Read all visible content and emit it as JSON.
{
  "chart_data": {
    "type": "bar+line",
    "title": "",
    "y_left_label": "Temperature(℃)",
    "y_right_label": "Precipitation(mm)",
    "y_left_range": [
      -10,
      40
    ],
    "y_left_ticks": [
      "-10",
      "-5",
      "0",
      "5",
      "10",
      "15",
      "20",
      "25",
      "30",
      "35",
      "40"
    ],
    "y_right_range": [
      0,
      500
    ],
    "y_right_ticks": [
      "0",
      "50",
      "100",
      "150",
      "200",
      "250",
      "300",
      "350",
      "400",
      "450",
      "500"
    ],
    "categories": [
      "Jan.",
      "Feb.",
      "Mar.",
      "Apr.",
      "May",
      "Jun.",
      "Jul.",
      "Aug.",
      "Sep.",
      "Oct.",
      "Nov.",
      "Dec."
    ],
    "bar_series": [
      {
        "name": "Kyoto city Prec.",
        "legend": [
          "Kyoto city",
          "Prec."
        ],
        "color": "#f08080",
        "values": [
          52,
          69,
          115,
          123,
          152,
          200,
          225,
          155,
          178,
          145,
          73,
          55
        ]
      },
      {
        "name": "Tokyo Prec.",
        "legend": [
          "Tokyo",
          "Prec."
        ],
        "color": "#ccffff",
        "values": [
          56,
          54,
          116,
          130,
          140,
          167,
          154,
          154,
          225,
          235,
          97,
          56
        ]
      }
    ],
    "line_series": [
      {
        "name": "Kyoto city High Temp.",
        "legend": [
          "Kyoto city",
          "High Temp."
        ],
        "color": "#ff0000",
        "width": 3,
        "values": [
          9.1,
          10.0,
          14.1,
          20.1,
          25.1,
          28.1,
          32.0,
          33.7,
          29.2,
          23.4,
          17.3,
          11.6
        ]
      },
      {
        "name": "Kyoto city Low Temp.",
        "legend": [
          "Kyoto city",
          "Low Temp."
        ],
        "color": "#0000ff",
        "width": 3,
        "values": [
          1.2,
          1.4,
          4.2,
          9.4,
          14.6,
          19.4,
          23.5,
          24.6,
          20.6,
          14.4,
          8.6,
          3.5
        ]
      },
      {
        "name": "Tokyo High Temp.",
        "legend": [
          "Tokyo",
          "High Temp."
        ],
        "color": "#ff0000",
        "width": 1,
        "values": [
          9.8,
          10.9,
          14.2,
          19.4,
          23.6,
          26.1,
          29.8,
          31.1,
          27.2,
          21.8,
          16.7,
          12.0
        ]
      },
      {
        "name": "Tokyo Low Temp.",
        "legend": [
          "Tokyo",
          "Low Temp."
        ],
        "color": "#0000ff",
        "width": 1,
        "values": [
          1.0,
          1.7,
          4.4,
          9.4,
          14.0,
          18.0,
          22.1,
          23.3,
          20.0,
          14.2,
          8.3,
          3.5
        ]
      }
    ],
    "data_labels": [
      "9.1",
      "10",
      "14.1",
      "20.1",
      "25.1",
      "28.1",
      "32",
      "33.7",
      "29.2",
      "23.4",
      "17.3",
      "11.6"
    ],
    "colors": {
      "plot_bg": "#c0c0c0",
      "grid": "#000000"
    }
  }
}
##############################
EXERCISE OBJECTIVE:
Within the listing above, copy each line that has the string "High".

EXERCISE ANSWER:
        "name": "Kyoto city High Temp.",
          "High Temp."
        "name": "Tokyo High Temp.",
          "High Temp."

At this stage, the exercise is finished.